(DATASET ENTRIES)

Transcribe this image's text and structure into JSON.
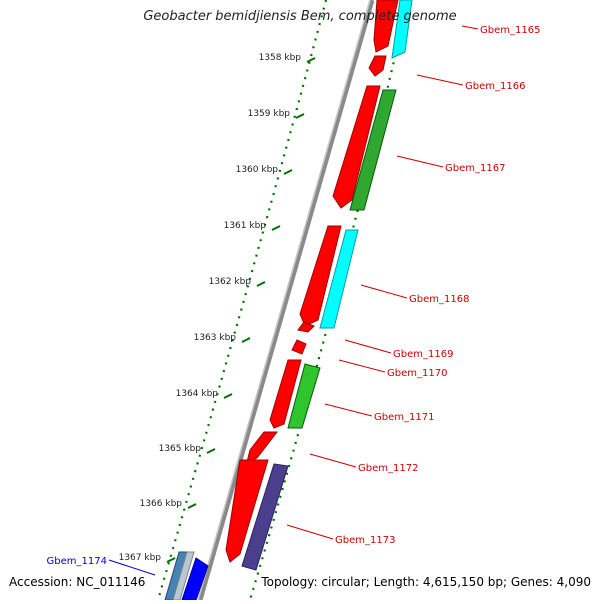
{
  "title": "Geobacter bemidjiensis Bem, complete genome",
  "accession": "Accession: NC_011146",
  "summary": "Topology: circular; Length: 4,615,150 bp; Genes: 4,090",
  "colors": {
    "backbone": "#808080",
    "tick": "#007000",
    "label_red": "#cc0000",
    "label_blue": "#0000cc"
  },
  "ticks": [
    "1358 kbp",
    "1359 kbp",
    "1360 kbp",
    "1361 kbp",
    "1362 kbp",
    "1363 kbp",
    "1364 kbp",
    "1365 kbp",
    "1366 kbp",
    "1367 kbp"
  ],
  "genes": [
    {
      "name": "Gbem_1165",
      "color": "red"
    },
    {
      "name": "Gbem_1166",
      "color": "red"
    },
    {
      "name": "Gbem_1167",
      "color": "red"
    },
    {
      "name": "Gbem_1168",
      "color": "red"
    },
    {
      "name": "Gbem_1169",
      "color": "red"
    },
    {
      "name": "Gbem_1170",
      "color": "red"
    },
    {
      "name": "Gbem_1171",
      "color": "red"
    },
    {
      "name": "Gbem_1172",
      "color": "red"
    },
    {
      "name": "Gbem_1173",
      "color": "red"
    },
    {
      "name": "Gbem_1174",
      "color": "blue"
    }
  ]
}
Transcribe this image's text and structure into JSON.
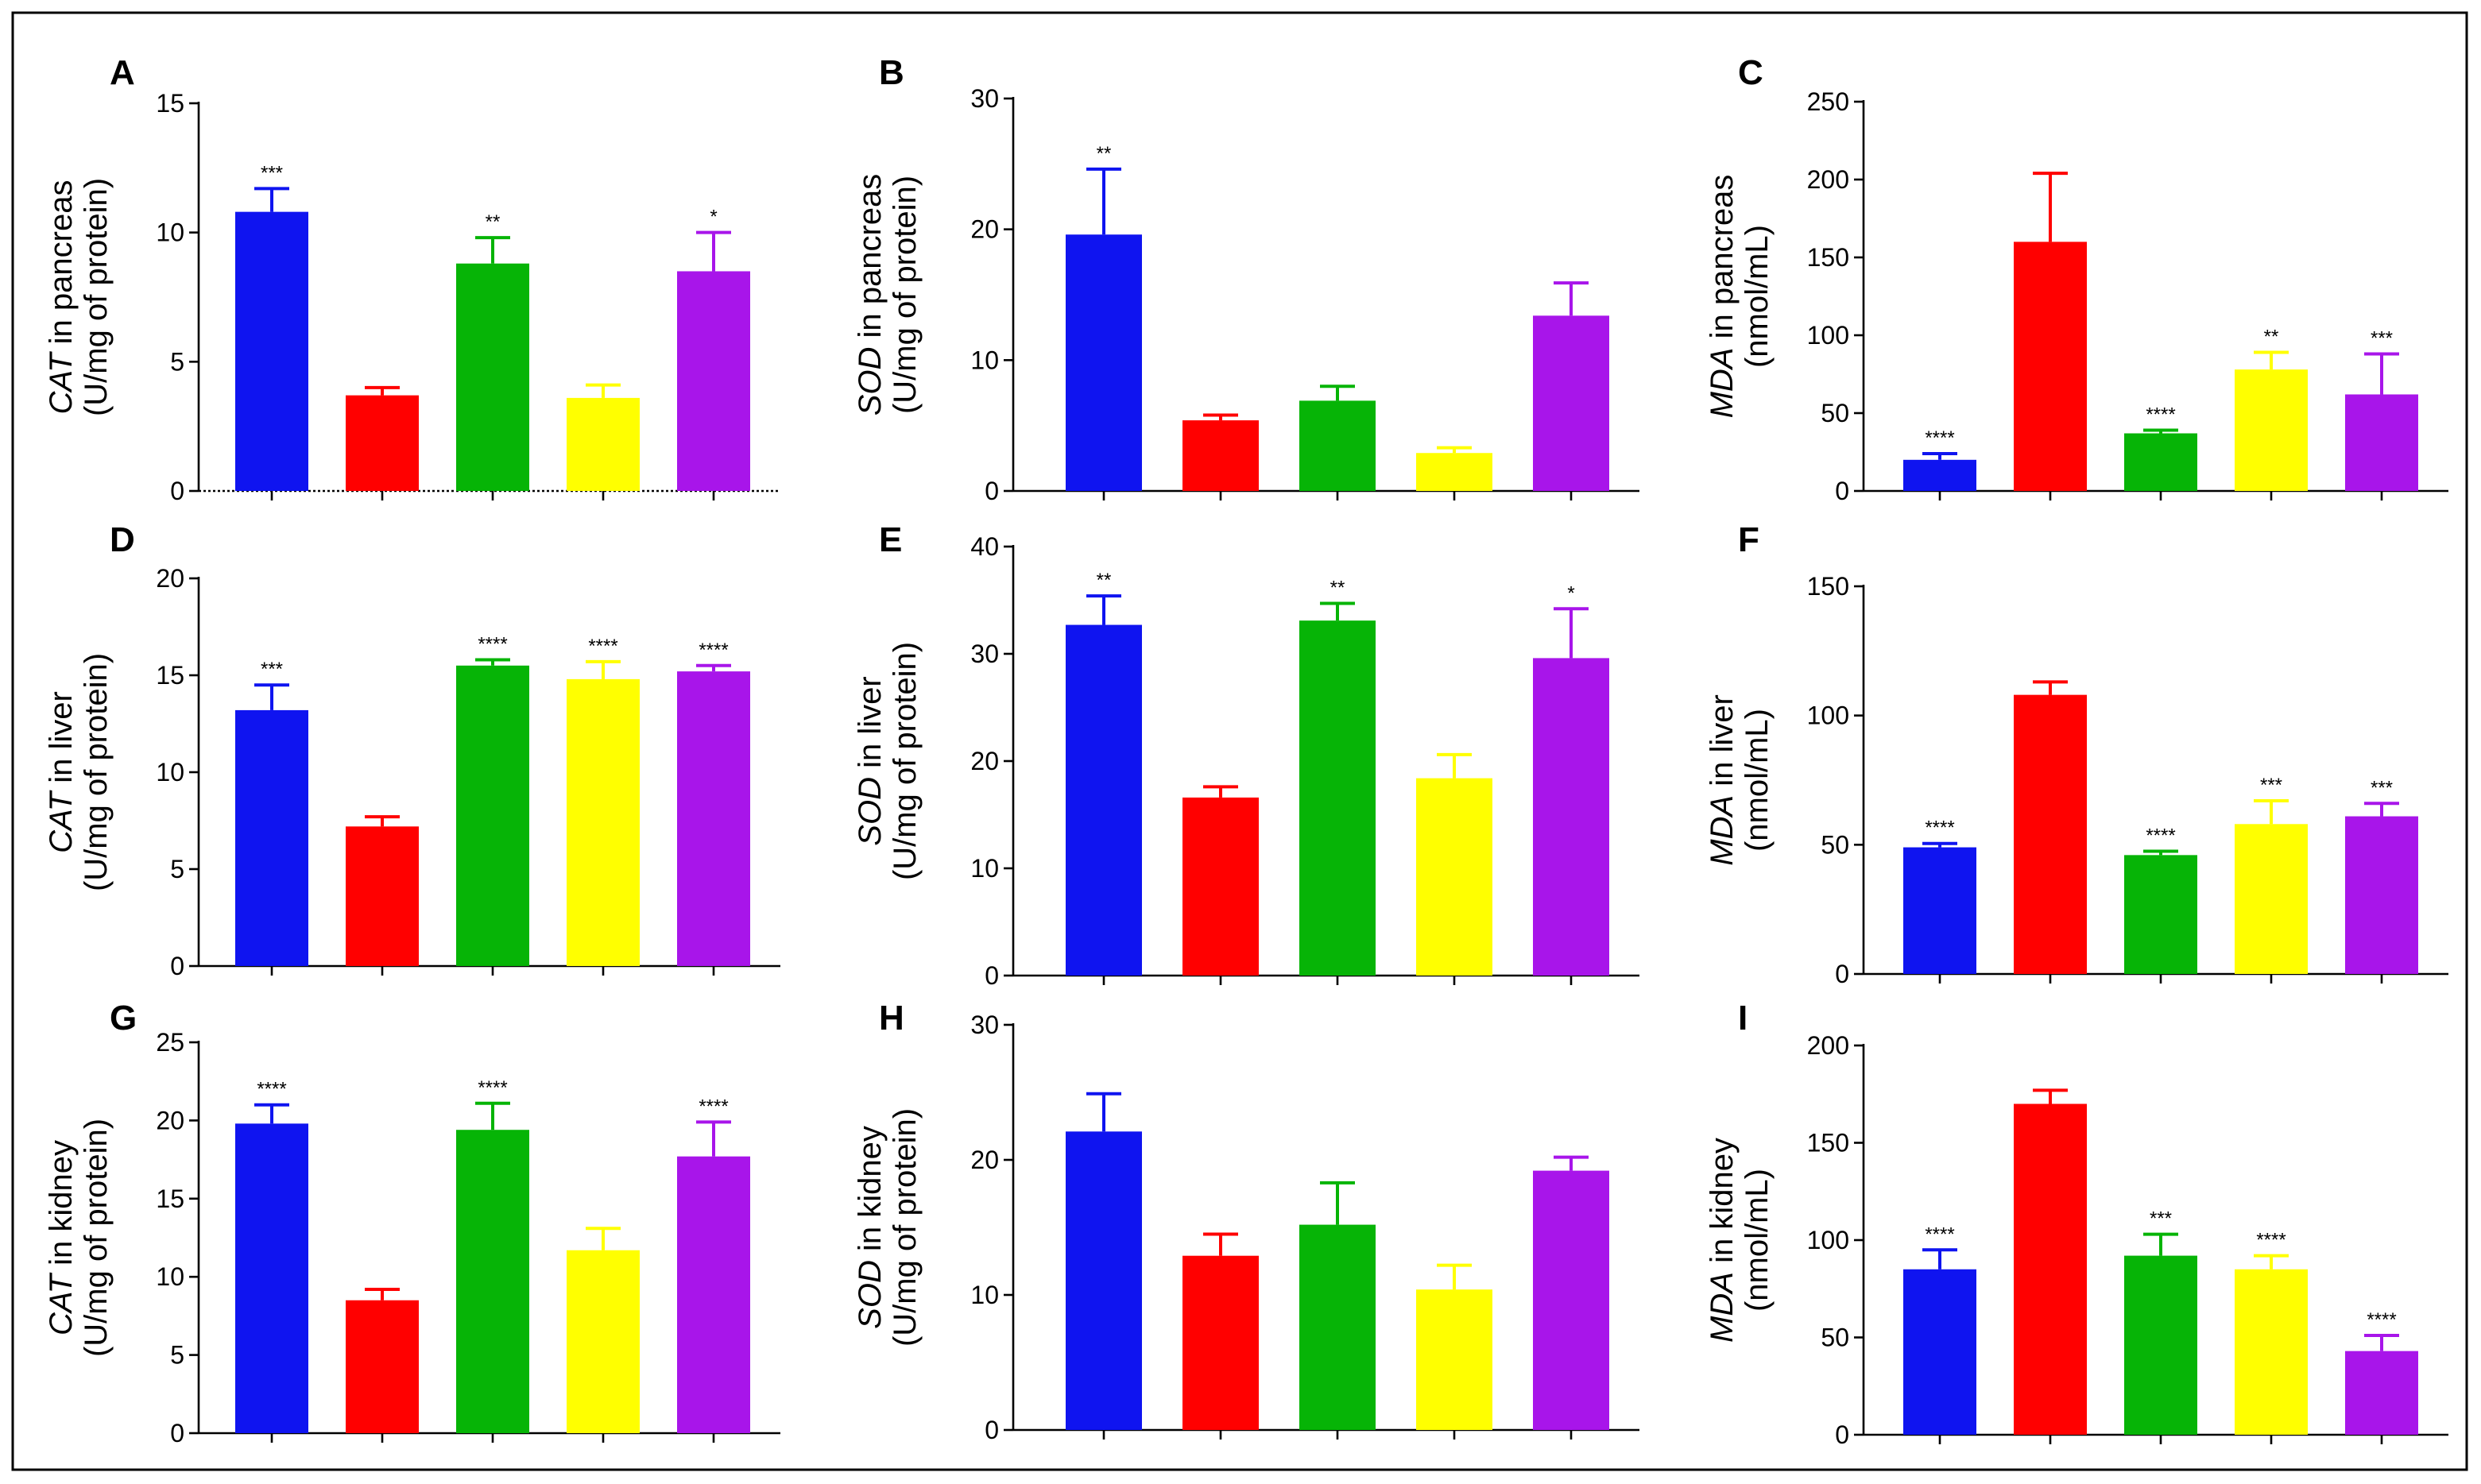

(End DATASET ENTRIES)

#### TO DO:
Write out all the material verbatim, images excluded.

#### TASK ANSWER:
Transcribe this image's text and structure into JSON.
{
  "title": "Geobacter bemidjiensis Bem, complete genome",
  "accession": "Accession: NC_011146",
  "summary": "Topology: circular; Length: 4,615,150 bp; Genes: 4,090",
  "colors": {
    "backbone": "#808080",
    "tick": "#007000",
    "label_red": "#cc0000",
    "label_blue": "#0000cc"
  },
  "ticks": [
    "1358 kbp",
    "1359 kbp",
    "1360 kbp",
    "1361 kbp",
    "1362 kbp",
    "1363 kbp",
    "1364 kbp",
    "1365 kbp",
    "1366 kbp",
    "1367 kbp"
  ],
  "genes": [
    {
      "name": "Gbem_1165",
      "color": "red"
    },
    {
      "name": "Gbem_1166",
      "color": "red"
    },
    {
      "name": "Gbem_1167",
      "color": "red"
    },
    {
      "name": "Gbem_1168",
      "color": "red"
    },
    {
      "name": "Gbem_1169",
      "color": "red"
    },
    {
      "name": "Gbem_1170",
      "color": "red"
    },
    {
      "name": "Gbem_1171",
      "color": "red"
    },
    {
      "name": "Gbem_1172",
      "color": "red"
    },
    {
      "name": "Gbem_1173",
      "color": "red"
    },
    {
      "name": "Gbem_1174",
      "color": "blue"
    }
  ]
}
Transcribe this image's text and structure into JSON.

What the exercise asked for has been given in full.